→ **What you need to do**
Produce the listing below again, exactly as shown.
[Start Excerpted data]
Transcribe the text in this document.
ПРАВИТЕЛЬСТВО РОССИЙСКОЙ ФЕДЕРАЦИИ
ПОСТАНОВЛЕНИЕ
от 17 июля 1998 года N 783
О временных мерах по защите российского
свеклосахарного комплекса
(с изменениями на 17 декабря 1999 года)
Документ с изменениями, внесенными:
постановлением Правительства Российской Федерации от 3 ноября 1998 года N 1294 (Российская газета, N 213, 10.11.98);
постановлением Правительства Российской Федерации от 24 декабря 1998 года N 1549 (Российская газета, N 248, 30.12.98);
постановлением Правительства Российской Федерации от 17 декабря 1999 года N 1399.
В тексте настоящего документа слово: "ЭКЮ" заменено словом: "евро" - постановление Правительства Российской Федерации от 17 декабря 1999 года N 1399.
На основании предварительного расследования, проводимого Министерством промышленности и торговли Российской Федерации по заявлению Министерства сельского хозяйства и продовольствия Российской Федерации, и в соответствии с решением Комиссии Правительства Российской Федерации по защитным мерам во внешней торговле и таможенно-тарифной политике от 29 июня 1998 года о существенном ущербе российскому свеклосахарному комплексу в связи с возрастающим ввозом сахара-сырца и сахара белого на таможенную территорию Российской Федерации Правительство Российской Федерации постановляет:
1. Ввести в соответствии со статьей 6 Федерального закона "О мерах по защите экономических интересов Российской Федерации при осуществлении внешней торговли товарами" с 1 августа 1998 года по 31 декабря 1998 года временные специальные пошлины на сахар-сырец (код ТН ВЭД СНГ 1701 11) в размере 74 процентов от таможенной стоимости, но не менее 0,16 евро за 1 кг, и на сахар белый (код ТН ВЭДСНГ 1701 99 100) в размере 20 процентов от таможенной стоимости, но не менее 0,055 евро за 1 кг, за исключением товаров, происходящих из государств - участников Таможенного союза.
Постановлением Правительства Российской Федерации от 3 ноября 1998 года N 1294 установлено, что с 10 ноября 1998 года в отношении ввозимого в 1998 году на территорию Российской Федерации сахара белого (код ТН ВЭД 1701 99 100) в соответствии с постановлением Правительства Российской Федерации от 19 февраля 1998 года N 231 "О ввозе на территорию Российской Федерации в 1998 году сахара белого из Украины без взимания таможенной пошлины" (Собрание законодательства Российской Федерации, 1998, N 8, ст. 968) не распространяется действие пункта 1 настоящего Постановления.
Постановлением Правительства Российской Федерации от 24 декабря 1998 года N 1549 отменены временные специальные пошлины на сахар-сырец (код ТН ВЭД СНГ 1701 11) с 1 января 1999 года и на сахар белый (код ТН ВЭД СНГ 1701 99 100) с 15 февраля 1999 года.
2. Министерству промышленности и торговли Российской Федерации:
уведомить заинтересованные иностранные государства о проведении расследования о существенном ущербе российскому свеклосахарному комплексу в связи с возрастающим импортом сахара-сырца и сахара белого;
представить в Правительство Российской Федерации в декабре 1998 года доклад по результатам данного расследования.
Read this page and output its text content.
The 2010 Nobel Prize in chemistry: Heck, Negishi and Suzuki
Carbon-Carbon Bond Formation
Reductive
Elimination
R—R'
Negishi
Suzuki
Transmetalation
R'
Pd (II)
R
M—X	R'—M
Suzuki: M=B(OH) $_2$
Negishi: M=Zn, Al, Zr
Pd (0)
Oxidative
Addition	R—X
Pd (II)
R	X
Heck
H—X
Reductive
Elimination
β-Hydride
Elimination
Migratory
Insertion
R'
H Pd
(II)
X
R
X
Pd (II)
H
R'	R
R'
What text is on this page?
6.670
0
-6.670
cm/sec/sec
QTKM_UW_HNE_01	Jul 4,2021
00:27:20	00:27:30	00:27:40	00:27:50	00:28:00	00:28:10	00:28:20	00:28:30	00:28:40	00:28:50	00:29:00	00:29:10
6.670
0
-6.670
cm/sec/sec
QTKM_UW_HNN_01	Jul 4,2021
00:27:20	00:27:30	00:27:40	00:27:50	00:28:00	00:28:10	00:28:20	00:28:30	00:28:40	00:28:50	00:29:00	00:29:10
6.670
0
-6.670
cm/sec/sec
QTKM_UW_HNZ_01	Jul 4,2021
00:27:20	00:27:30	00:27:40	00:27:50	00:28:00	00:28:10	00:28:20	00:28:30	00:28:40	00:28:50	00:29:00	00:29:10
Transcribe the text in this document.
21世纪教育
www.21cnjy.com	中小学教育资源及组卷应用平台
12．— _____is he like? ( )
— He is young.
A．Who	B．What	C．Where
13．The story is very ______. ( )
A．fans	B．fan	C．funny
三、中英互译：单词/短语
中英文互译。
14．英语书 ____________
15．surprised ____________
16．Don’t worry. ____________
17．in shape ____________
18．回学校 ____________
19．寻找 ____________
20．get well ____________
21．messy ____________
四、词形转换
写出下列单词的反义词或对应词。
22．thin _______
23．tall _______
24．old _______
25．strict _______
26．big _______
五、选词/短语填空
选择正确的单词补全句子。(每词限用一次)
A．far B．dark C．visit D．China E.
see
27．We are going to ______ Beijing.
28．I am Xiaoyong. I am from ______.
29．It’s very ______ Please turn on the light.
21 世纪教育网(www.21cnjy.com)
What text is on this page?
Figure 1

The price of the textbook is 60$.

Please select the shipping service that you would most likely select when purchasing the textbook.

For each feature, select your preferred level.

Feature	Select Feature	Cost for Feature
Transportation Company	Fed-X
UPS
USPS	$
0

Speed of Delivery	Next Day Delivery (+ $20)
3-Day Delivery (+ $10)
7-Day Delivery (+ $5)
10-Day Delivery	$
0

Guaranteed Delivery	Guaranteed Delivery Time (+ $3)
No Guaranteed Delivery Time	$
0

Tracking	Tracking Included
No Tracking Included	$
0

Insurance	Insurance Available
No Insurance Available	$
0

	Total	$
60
[End Excerpted data]
→ **Solution to this exercise**
Transcribe the text in this document.
ПРАВИТЕЛЬСТВО РОССИЙСКОЙ ФЕДЕРАЦИИ
ПОСТАНОВЛЕНИЕ
от 17 июля 1998 года N 783
О временных мерах по защите российского
свеклосахарного комплекса
(с изменениями на 17 декабря 1999 года)
Документ с изменениями, внесенными:
постановлением Правительства Российской Федерации от 3 ноября 1998 года N 1294 (Российская газета, N 213, 10.11.98);
постановлением Правительства Российской Федерации от 24 декабря 1998 года N 1549 (Российская газета, N 248, 30.12.98);
постановлением Правительства Российской Федерации от 17 декабря 1999 года N 1399.
В тексте настоящего документа слово: "ЭКЮ" заменено словом: "евро" - постановление Правительства Российской Федерации от 17 декабря 1999 года N 1399.
На основании предварительного расследования, проводимого Министерством промышленности и торговли Российской Федерации по заявлению Министерства сельского хозяйства и продовольствия Российской Федерации, и в соответствии с решением Комиссии Правительства Российской Федерации по защитным мерам во внешней торговле и таможенно-тарифной политике от 29 июня 1998 года о существенном ущербе российскому свеклосахарному комплексу в связи с возрастающим ввозом сахара-сырца и сахара белого на таможенную территорию Российской Федерации Правительство Российской Федерации постановляет:
1. Ввести в соответствии со статьей 6 Федерального закона "О мерах по защите экономических интересов Российской Федерации при осуществлении внешней торговли товарами" с 1 августа 1998 года по 31 декабря 1998 года временные специальные пошлины на сахар-сырец (код ТН ВЭД СНГ 1701 11) в размере 74 процентов от таможенной стоимости, но не менее 0,16 евро за 1 кг, и на сахар белый (код ТН ВЭДСНГ 1701 99 100) в размере 20 процентов от таможенной стоимости, но не менее 0,055 евро за 1 кг, за исключением товаров, происходящих из государств - участников Таможенного союза.
Постановлением Правительства Российской Федерации от 3 ноября 1998 года N 1294 установлено, что с 10 ноября 1998 года в отношении ввозимого в 1998 году на территорию Российской Федерации сахара белого (код ТН ВЭД 1701 99 100) в соответствии с постановлением Правительства Российской Федерации от 19 февраля 1998 года N 231 "О ввозе на территорию Российской Федерации в 1998 году сахара белого из Украины без взимания таможенной пошлины" (Собрание законодательства Российской Федерации, 1998, N 8, ст. 968) не распространяется действие пункта 1 настоящего Постановления.
Постановлением Правительства Российской Федерации от 24 декабря 1998 года N 1549 отменены временные специальные пошлины на сахар-сырец (код ТН ВЭД СНГ 1701 11) с 1 января 1999 года и на сахар белый (код ТН ВЭД СНГ 1701 99 100) с 15 февраля 1999 года.
2. Министерству промышленности и торговли Российской Федерации:
уведомить заинтересованные иностранные государства о проведении расследования о существенном ущербе российскому свеклосахарному комплексу в связи с возрастающим импортом сахара-сырца и сахара белого;
представить в Правительство Российской Федерации в декабре 1998 года доклад по результатам данного расследования.
Read this page and output its text content.
The 2010 Nobel Prize in chemistry: Heck, Negishi and Suzuki
Carbon-Carbon Bond Formation
Reductive
Elimination
R—R'
Negishi
Suzuki
Transmetalation
R'
Pd (II)
R
M—X	R'—M
Suzuki: M=B(OH) $_2$
Negishi: M=Zn, Al, Zr
Pd (0)
Oxidative
Addition	R—X
Pd (II)
R	X
Heck
H—X
Reductive
Elimination
β-Hydride
Elimination
Migratory
Insertion
R'
H Pd
(II)
X
R
X
Pd (II)
H
R'	R
R'
What text is on this page?
6.670
0
-6.670
cm/sec/sec
QTKM_UW_HNE_01	Jul 4,2021
00:27:20	00:27:30	00:27:40	00:27:50	00:28:00	00:28:10	00:28:20	00:28:30	00:28:40	00:28:50	00:29:00	00:29:10
6.670
0
-6.670
cm/sec/sec
QTKM_UW_HNN_01	Jul 4,2021
00:27:20	00:27:30	00:27:40	00:27:50	00:28:00	00:28:10	00:28:20	00:28:30	00:28:40	00:28:50	00:29:00	00:29:10
6.670
0
-6.670
cm/sec/sec
QTKM_UW_HNZ_01	Jul 4,2021
00:27:20	00:27:30	00:27:40	00:27:50	00:28:00	00:28:10	00:28:20	00:28:30	00:28:40	00:28:50	00:29:00	00:29:10
Transcribe the text in this document.
21世纪教育
www.21cnjy.com	中小学教育资源及组卷应用平台
12．— _____is he like? ( )
— He is young.
A．Who	B．What	C．Where
13．The story is very ______. ( )
A．fans	B．fan	C．funny
三、中英互译：单词/短语
中英文互译。
14．英语书 ____________
15．surprised ____________
16．Don’t worry. ____________
17．in shape ____________
18．回学校 ____________
19．寻找 ____________
20．get well ____________
21．messy ____________
四、词形转换
写出下列单词的反义词或对应词。
22．thin _______
23．tall _______
24．old _______
25．strict _______
26．big _______
五、选词/短语填空
选择正确的单词补全句子。(每词限用一次)
A．far B．dark C．visit D．China E.
see
27．We are going to ______ Beijing.
28．I am Xiaoyong. I am from ______.
29．It’s very ______ Please turn on the light.
21 世纪教育网(www.21cnjy.com)
What text is on this page?
Figure 1

The price of the textbook is 60$.

Please select the shipping service that you would most likely select when purchasing the textbook.

For each feature, select your preferred level.

Feature	Select Feature	Cost for Feature
Transportation Company	Fed-X
UPS
USPS	$
0

Speed of Delivery	Next Day Delivery (+ $20)
3-Day Delivery (+ $10)
7-Day Delivery (+ $5)
10-Day Delivery	$
0

Guaranteed Delivery	Guaranteed Delivery Time (+ $3)
No Guaranteed Delivery Time	$
0

Tracking	Tracking Included
No Tracking Included	$
0

Insurance	Insurance Available
No Insurance Available	$
0

	Total	$
60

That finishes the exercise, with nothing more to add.